• Given exercise
Each entry should be quoted word for word, including every mark of punctuation.

• Data extract

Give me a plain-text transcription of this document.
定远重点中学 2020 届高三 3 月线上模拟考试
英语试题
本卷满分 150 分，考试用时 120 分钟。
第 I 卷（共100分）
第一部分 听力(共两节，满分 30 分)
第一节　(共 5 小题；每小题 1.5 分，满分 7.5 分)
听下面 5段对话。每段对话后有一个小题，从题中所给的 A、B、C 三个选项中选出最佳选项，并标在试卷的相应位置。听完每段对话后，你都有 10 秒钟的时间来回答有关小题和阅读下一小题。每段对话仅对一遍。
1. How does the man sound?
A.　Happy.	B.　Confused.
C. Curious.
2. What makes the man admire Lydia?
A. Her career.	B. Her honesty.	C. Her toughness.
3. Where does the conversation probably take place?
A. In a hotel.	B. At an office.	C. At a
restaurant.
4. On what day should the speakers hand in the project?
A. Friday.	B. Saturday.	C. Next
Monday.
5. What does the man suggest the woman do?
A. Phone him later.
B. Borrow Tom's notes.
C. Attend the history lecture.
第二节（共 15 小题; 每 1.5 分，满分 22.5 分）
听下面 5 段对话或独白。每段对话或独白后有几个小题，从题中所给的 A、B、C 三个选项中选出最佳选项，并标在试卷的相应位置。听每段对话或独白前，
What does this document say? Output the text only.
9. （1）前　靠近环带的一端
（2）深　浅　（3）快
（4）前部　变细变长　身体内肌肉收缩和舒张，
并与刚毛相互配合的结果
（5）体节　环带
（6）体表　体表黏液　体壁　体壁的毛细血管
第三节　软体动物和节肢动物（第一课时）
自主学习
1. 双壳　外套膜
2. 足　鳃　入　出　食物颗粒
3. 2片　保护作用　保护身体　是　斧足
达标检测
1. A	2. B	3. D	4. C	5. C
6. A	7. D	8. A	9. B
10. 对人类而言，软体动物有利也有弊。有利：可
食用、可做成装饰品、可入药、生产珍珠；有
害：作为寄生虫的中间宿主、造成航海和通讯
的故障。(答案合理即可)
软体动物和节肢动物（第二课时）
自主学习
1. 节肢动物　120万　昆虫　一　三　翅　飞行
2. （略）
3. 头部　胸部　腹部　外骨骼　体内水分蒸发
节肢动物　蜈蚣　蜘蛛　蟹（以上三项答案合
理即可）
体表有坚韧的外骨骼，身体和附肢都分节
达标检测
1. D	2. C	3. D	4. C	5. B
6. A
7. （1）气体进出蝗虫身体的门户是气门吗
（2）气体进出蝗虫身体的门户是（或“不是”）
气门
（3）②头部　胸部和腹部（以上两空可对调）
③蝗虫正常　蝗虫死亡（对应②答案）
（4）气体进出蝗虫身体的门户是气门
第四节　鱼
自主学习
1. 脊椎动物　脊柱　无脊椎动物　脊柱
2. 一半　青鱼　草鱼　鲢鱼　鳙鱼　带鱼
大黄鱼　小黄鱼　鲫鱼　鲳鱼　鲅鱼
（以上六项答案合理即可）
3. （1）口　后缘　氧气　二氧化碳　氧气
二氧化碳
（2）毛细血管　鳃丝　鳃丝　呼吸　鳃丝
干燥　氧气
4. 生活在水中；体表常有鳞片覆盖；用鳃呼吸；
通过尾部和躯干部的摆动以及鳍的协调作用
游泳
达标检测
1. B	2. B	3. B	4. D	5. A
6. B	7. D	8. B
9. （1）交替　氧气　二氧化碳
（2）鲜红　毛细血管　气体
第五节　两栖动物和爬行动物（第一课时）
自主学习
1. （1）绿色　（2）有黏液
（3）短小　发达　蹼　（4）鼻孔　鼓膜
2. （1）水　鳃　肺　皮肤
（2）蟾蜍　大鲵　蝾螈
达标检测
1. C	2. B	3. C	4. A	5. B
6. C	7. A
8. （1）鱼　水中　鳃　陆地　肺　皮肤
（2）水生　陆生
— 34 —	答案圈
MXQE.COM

• Written reply
Give me a plain-text transcription of this document.
定远重点中学 2020 届高三 3 月线上模拟考试
英语试题
本卷满分 150 分，考试用时 120 分钟。
第 I 卷（共100分）
第一部分 听力(共两节，满分 30 分)
第一节　(共 5 小题；每小题 1.5 分，满分 7.5 分)
听下面 5段对话。每段对话后有一个小题，从题中所给的 A、B、C 三个选项中选出最佳选项，并标在试卷的相应位置。听完每段对话后，你都有 10 秒钟的时间来回答有关小题和阅读下一小题。每段对话仅对一遍。
1. How does the man sound?
A.　Happy.	B.　Confused.
C. Curious.
2. What makes the man admire Lydia?
A. Her career.	B. Her honesty.	C. Her toughness.
3. Where does the conversation probably take place?
A. In a hotel.	B. At an office.	C. At a
restaurant.
4. On what day should the speakers hand in the project?
A. Friday.	B. Saturday.	C. Next
Monday.
5. What does the man suggest the woman do?
A. Phone him later.
B. Borrow Tom's notes.
C. Attend the history lecture.
第二节（共 15 小题; 每 1.5 分，满分 22.5 分）
听下面 5 段对话或独白。每段对话或独白后有几个小题，从题中所给的 A、B、C 三个选项中选出最佳选项，并标在试卷的相应位置。听每段对话或独白前，
What does this document say? Output the text only.
9. （1）前　靠近环带的一端
（2）深　浅　（3）快
（4）前部　变细变长　身体内肌肉收缩和舒张，
并与刚毛相互配合的结果
（5）体节　环带
（6）体表　体表黏液　体壁　体壁的毛细血管
第三节　软体动物和节肢动物（第一课时）
自主学习
1. 双壳　外套膜
2. 足　鳃　入　出　食物颗粒
3. 2片　保护作用　保护身体　是　斧足
达标检测
1. A	2. B	3. D	4. C	5. C
6. A	7. D	8. A	9. B
10. 对人类而言，软体动物有利也有弊。有利：可
食用、可做成装饰品、可入药、生产珍珠；有
害：作为寄生虫的中间宿主、造成航海和通讯
的故障。(答案合理即可)
软体动物和节肢动物（第二课时）
自主学习
1. 节肢动物　120万　昆虫　一　三　翅　飞行
2. （略）
3. 头部　胸部　腹部　外骨骼　体内水分蒸发
节肢动物　蜈蚣　蜘蛛　蟹（以上三项答案合
理即可）
体表有坚韧的外骨骼，身体和附肢都分节
达标检测
1. D	2. C	3. D	4. C	5. B
6. A
7. （1）气体进出蝗虫身体的门户是气门吗
（2）气体进出蝗虫身体的门户是（或“不是”）
气门
（3）②头部　胸部和腹部（以上两空可对调）
③蝗虫正常　蝗虫死亡（对应②答案）
（4）气体进出蝗虫身体的门户是气门
第四节　鱼
自主学习
1. 脊椎动物　脊柱　无脊椎动物　脊柱
2. 一半　青鱼　草鱼　鲢鱼　鳙鱼　带鱼
大黄鱼　小黄鱼　鲫鱼　鲳鱼　鲅鱼
（以上六项答案合理即可）
3. （1）口　后缘　氧气　二氧化碳　氧气
二氧化碳
（2）毛细血管　鳃丝　鳃丝　呼吸　鳃丝
干燥　氧气
4. 生活在水中；体表常有鳞片覆盖；用鳃呼吸；
通过尾部和躯干部的摆动以及鳍的协调作用
游泳
达标检测
1. B	2. B	3. B	4. D	5. A
6. B	7. D	8. B
9. （1）交替　氧气　二氧化碳
（2）鲜红　毛细血管　气体
第五节　两栖动物和爬行动物（第一课时）
自主学习
1. （1）绿色　（2）有黏液
（3）短小　发达　蹼　（4）鼻孔　鼓膜
2. （1）水　鳃　肺　皮肤
（2）蟾蜍　大鲵　蝾螈
达标检测
1. C	2. B	3. C	4. A	5. B
6. C	7. A
8. （1）鱼　水中　鳃　陆地　肺　皮肤
（2）水生　陆生
— 34 —	答案圈
MXQE.COM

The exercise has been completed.